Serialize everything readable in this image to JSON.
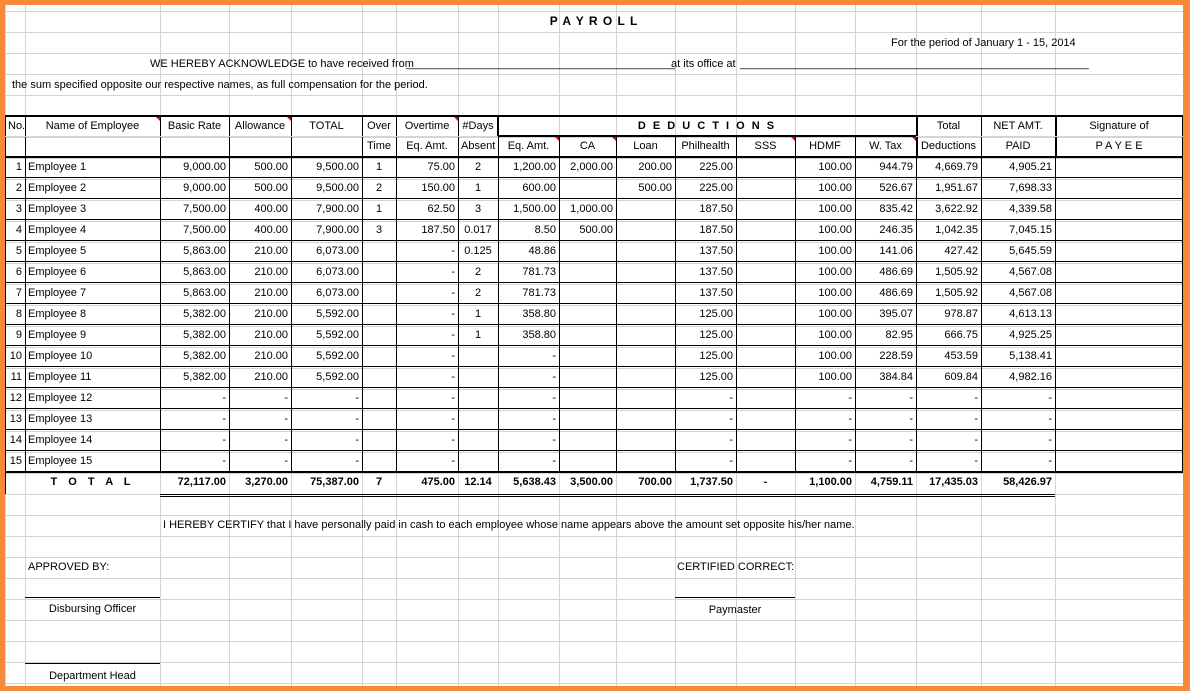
{
  "title": "P A Y R O L L",
  "period_label": "For the period of  January 1 - 15,  2014",
  "acknowledge": {
    "prefix": "WE HEREBY ACKNOWLEDGE to have received from",
    "blank1": "____________________________________________",
    "middle": "at its office at",
    "blank2": "_________________________________________________________"
  },
  "sum_text": "the sum specified opposite our respective names, as full compensation for the period.",
  "headers": {
    "no": "No.",
    "name": "Name of Employee",
    "basic": "Basic Rate",
    "allowance": "Allowance",
    "total": "TOTAL",
    "over": "Over",
    "time": "Time",
    "overtime": "Overtime",
    "ot_eq": "Eq. Amt.",
    "days": "#Days",
    "absent": "Absent",
    "deductions": "D E D U C T I O N S",
    "ded_eq": "Eq. Amt.",
    "ca": "CA",
    "loan": "Loan",
    "philhealth": "Philhealth",
    "sss": "SSS",
    "hdmf": "HDMF",
    "wtax": "W. Tax",
    "total_ded_1": "Total",
    "total_ded_2": "Deductions",
    "net_1": "NET AMT.",
    "net_2": "PAID",
    "sig_1": "Signature of",
    "sig_2": "P A Y E E"
  },
  "rows": [
    [
      "1",
      "Employee 1",
      "9,000.00",
      "500.00",
      "9,500.00",
      "1",
      "75.00",
      "2",
      "1,200.00",
      "2,000.00",
      "200.00",
      "225.00",
      "",
      "100.00",
      "944.79",
      "4,669.79",
      "4,905.21",
      ""
    ],
    [
      "2",
      "Employee 2",
      "9,000.00",
      "500.00",
      "9,500.00",
      "2",
      "150.00",
      "1",
      "600.00",
      "",
      "500.00",
      "225.00",
      "",
      "100.00",
      "526.67",
      "1,951.67",
      "7,698.33",
      ""
    ],
    [
      "3",
      "Employee 3",
      "7,500.00",
      "400.00",
      "7,900.00",
      "1",
      "62.50",
      "3",
      "1,500.00",
      "1,000.00",
      "",
      "187.50",
      "",
      "100.00",
      "835.42",
      "3,622.92",
      "4,339.58",
      ""
    ],
    [
      "4",
      "Employee 4",
      "7,500.00",
      "400.00",
      "7,900.00",
      "3",
      "187.50",
      "0.017",
      "8.50",
      "500.00",
      "",
      "187.50",
      "",
      "100.00",
      "246.35",
      "1,042.35",
      "7,045.15",
      ""
    ],
    [
      "5",
      "Employee 5",
      "5,863.00",
      "210.00",
      "6,073.00",
      "",
      "-",
      "0.125",
      "48.86",
      "",
      "",
      "137.50",
      "",
      "100.00",
      "141.06",
      "427.42",
      "5,645.59",
      ""
    ],
    [
      "6",
      "Employee 6",
      "5,863.00",
      "210.00",
      "6,073.00",
      "",
      "-",
      "2",
      "781.73",
      "",
      "",
      "137.50",
      "",
      "100.00",
      "486.69",
      "1,505.92",
      "4,567.08",
      ""
    ],
    [
      "7",
      "Employee 7",
      "5,863.00",
      "210.00",
      "6,073.00",
      "",
      "-",
      "2",
      "781.73",
      "",
      "",
      "137.50",
      "",
      "100.00",
      "486.69",
      "1,505.92",
      "4,567.08",
      ""
    ],
    [
      "8",
      "Employee 8",
      "5,382.00",
      "210.00",
      "5,592.00",
      "",
      "-",
      "1",
      "358.80",
      "",
      "",
      "125.00",
      "",
      "100.00",
      "395.07",
      "978.87",
      "4,613.13",
      ""
    ],
    [
      "9",
      "Employee 9",
      "5,382.00",
      "210.00",
      "5,592.00",
      "",
      "-",
      "1",
      "358.80",
      "",
      "",
      "125.00",
      "",
      "100.00",
      "82.95",
      "666.75",
      "4,925.25",
      ""
    ],
    [
      "10",
      "Employee 10",
      "5,382.00",
      "210.00",
      "5,592.00",
      "",
      "-",
      "",
      "-",
      "",
      "",
      "125.00",
      "",
      "100.00",
      "228.59",
      "453.59",
      "5,138.41",
      ""
    ],
    [
      "11",
      "Employee 11",
      "5,382.00",
      "210.00",
      "5,592.00",
      "",
      "-",
      "",
      "-",
      "",
      "",
      "125.00",
      "",
      "100.00",
      "384.84",
      "609.84",
      "4,982.16",
      ""
    ],
    [
      "12",
      "Employee 12",
      "-",
      "-",
      "-",
      "",
      "-",
      "",
      "-",
      "",
      "",
      "-",
      "",
      "-",
      "-",
      "-",
      "-",
      ""
    ],
    [
      "13",
      "Employee 13",
      "-",
      "-",
      "-",
      "",
      "-",
      "",
      "-",
      "",
      "",
      "-",
      "",
      "-",
      "-",
      "-",
      "-",
      ""
    ],
    [
      "14",
      "Employee 14",
      "-",
      "-",
      "-",
      "",
      "-",
      "",
      "-",
      "",
      "",
      "-",
      "",
      "-",
      "-",
      "-",
      "-",
      ""
    ],
    [
      "15",
      "Employee 15",
      "-",
      "-",
      "-",
      "",
      "-",
      "",
      "-",
      "",
      "",
      "-",
      "",
      "-",
      "-",
      "-",
      "-",
      ""
    ]
  ],
  "totals": [
    "",
    "T O T A L",
    "72,117.00",
    "3,270.00",
    "75,387.00",
    "7",
    "475.00",
    "12.14",
    "5,638.43",
    "3,500.00",
    "700.00",
    "1,737.50",
    "-",
    "1,100.00",
    "4,759.11",
    "17,435.03",
    "58,426.97",
    ""
  ],
  "certify": "I HEREBY CERTIFY  that I have personally paid in cash to each employee whose name appears above the amount set opposite his/her name.",
  "approved_by": "APPROVED BY:",
  "certified_correct": "CERTIFIED CORRECT:",
  "disbursing_officer": "Disbursing Officer",
  "paymaster": "Paymaster",
  "department_head": "Department Head",
  "colors": {
    "border": "#f58a3c",
    "grid": "#d4d4d4",
    "comment_marker": "#dd0000"
  }
}
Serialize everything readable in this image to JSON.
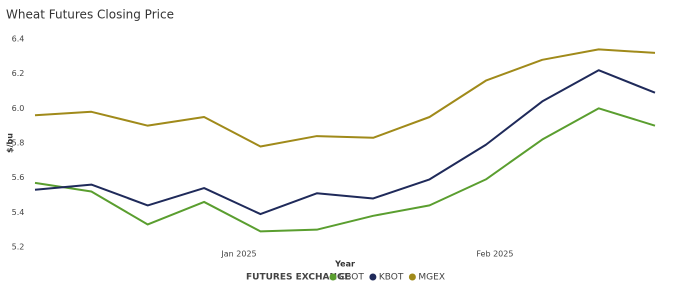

What is expected: Copy out all lines above that include the string "opposite".

Exercise response:
  "sum_text": "the sum specified opposite our respective names, as full compensation for the period.",
  "certify": "I HEREBY CERTIFY  that I have personally paid in cash to each employee whose name appears above the amount set opposite his/her name.",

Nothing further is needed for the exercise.